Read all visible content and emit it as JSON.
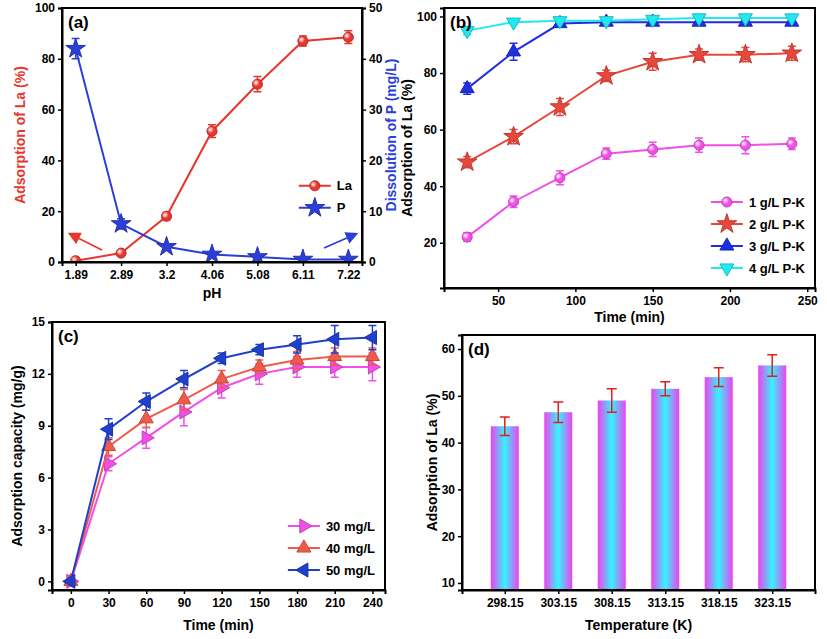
{
  "chart_data": [
    {
      "type": "line",
      "title": "(a)",
      "x_label": "pH",
      "y_label": "Adsorption of La (%)",
      "y2_label": "Dissolution of P (mg/L)",
      "categories": [
        "1.89",
        "2.89",
        "3.2",
        "4.06",
        "5.08",
        "6.11",
        "7.22"
      ],
      "ylim": [
        0,
        100
      ],
      "yticks": [
        0,
        20,
        40,
        60,
        80,
        100
      ],
      "y2lim": [
        0,
        50
      ],
      "y2ticks": [
        0,
        10,
        20,
        30,
        40,
        50
      ],
      "grid": false,
      "legend": "right",
      "series": [
        {
          "name": "La",
          "color": "#E8352E",
          "marker": "circle",
          "values": [
            0.5,
            3.5,
            18,
            51.5,
            70,
            87,
            88.5
          ],
          "errors": [
            0.3,
            0.5,
            1.5,
            2.5,
            3,
            2,
            2.5
          ]
        },
        {
          "name": "P",
          "color": "#2B3FD6",
          "marker": "star",
          "axis": "y2",
          "values": [
            42,
            7.5,
            3,
            1.5,
            1,
            0.5,
            0.5
          ],
          "errors": [
            2,
            1,
            0.3,
            0.2,
            0.2,
            0.1,
            0.1
          ]
        }
      ]
    },
    {
      "type": "line",
      "title": "(b)",
      "x_label": "Time (min)",
      "y_label": "Adsorption of La (%)",
      "x": [
        30,
        60,
        90,
        120,
        150,
        180,
        210,
        240
      ],
      "xlim": [
        15,
        255
      ],
      "xticks": [
        50,
        100,
        150,
        200,
        250
      ],
      "ylim": [
        4,
        103
      ],
      "yticks": [
        20,
        40,
        60,
        80,
        100
      ],
      "grid": false,
      "legend": "lower right",
      "series": [
        {
          "name": "1 g/L P-K",
          "color": "#F04FE8",
          "marker": "circle",
          "values": [
            22,
            34.5,
            43,
            51.5,
            53,
            54.5,
            54.5,
            55
          ],
          "errors": [
            1.5,
            2,
            2.5,
            2,
            2.5,
            2.5,
            3,
            2
          ]
        },
        {
          "name": "2 g/L P-K",
          "color": "#E8483B",
          "marker": "star",
          "values": [
            48.5,
            57.5,
            68,
            79,
            84,
            86.5,
            86.5,
            87
          ],
          "errors": [
            2,
            2.5,
            3,
            2,
            3,
            2,
            2.5,
            2.5
          ]
        },
        {
          "name": "3 g/L P-K",
          "color": "#1F2FE0",
          "marker": "triangle-up",
          "values": [
            74.5,
            87.5,
            97.5,
            98,
            98,
            98,
            98,
            98
          ],
          "errors": [
            2,
            3,
            1,
            1,
            0.5,
            0.5,
            0.5,
            0.5
          ]
        },
        {
          "name": "4 g/L P-K",
          "color": "#22E8F0",
          "marker": "triangle-down",
          "values": [
            95,
            98,
            98.5,
            98.5,
            99,
            99.5,
            99.5,
            99.5
          ],
          "errors": [
            1.5,
            0.8,
            0.5,
            0.5,
            0.5,
            0.5,
            0.5,
            0.5
          ]
        }
      ]
    },
    {
      "type": "line",
      "title": "(c)",
      "x_label": "Time (min)",
      "y_label": "Adsorption capacity (mg/g)",
      "x": [
        0,
        30,
        60,
        90,
        120,
        150,
        180,
        210,
        240
      ],
      "xlim": [
        -15,
        250
      ],
      "xticks": [
        0,
        30,
        60,
        90,
        120,
        150,
        180,
        210,
        240
      ],
      "ylim": [
        -0.5,
        15
      ],
      "yticks": [
        0,
        3,
        6,
        9,
        12,
        15
      ],
      "grid": false,
      "legend": "lower right",
      "series": [
        {
          "name": "30 mg/L",
          "color": "#F04FE8",
          "marker": "triangle-right",
          "values": [
            0,
            6.8,
            8.3,
            9.8,
            11.2,
            12,
            12.4,
            12.4,
            12.4
          ],
          "errors": [
            0,
            0.4,
            0.6,
            0.8,
            0.6,
            0.6,
            0.6,
            0.6,
            0.8
          ]
        },
        {
          "name": "40 mg/L",
          "color": "#F05A4A",
          "marker": "triangle-up",
          "values": [
            0,
            7.8,
            9.4,
            10.5,
            11.7,
            12.4,
            12.8,
            13,
            13
          ],
          "errors": [
            0,
            0.5,
            0.5,
            0.6,
            0.5,
            0.4,
            0.5,
            0.5,
            0.5
          ]
        },
        {
          "name": "50 mg/L",
          "color": "#1F3FCC",
          "marker": "triangle-left",
          "values": [
            0,
            8.8,
            10.4,
            11.7,
            12.9,
            13.4,
            13.7,
            14,
            14.1
          ],
          "errors": [
            0,
            0.6,
            0.5,
            0.5,
            0.3,
            0.3,
            0.5,
            0.8,
            0.7
          ]
        }
      ]
    },
    {
      "type": "bar",
      "title": "(d)",
      "x_label": "Temperature (K)",
      "y_label": "Adsorption of La (%)",
      "categories": [
        "298.15",
        "303.15",
        "308.15",
        "313.15",
        "318.15",
        "323.15"
      ],
      "values": [
        43.5,
        46.5,
        49,
        51.5,
        54,
        56.5
      ],
      "errors": [
        2,
        2.2,
        2.5,
        1.5,
        2,
        2.3
      ],
      "color": "#F040F0",
      "ylim": [
        8.5,
        63
      ],
      "yticks": [
        10,
        20,
        30,
        40,
        50,
        60
      ],
      "grid": false
    }
  ]
}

§ **Instructions to follow**:
Determine the number of lines in the listing that contain the string "name". Write that number and nothing else.

§ **Response to the exercise**:
9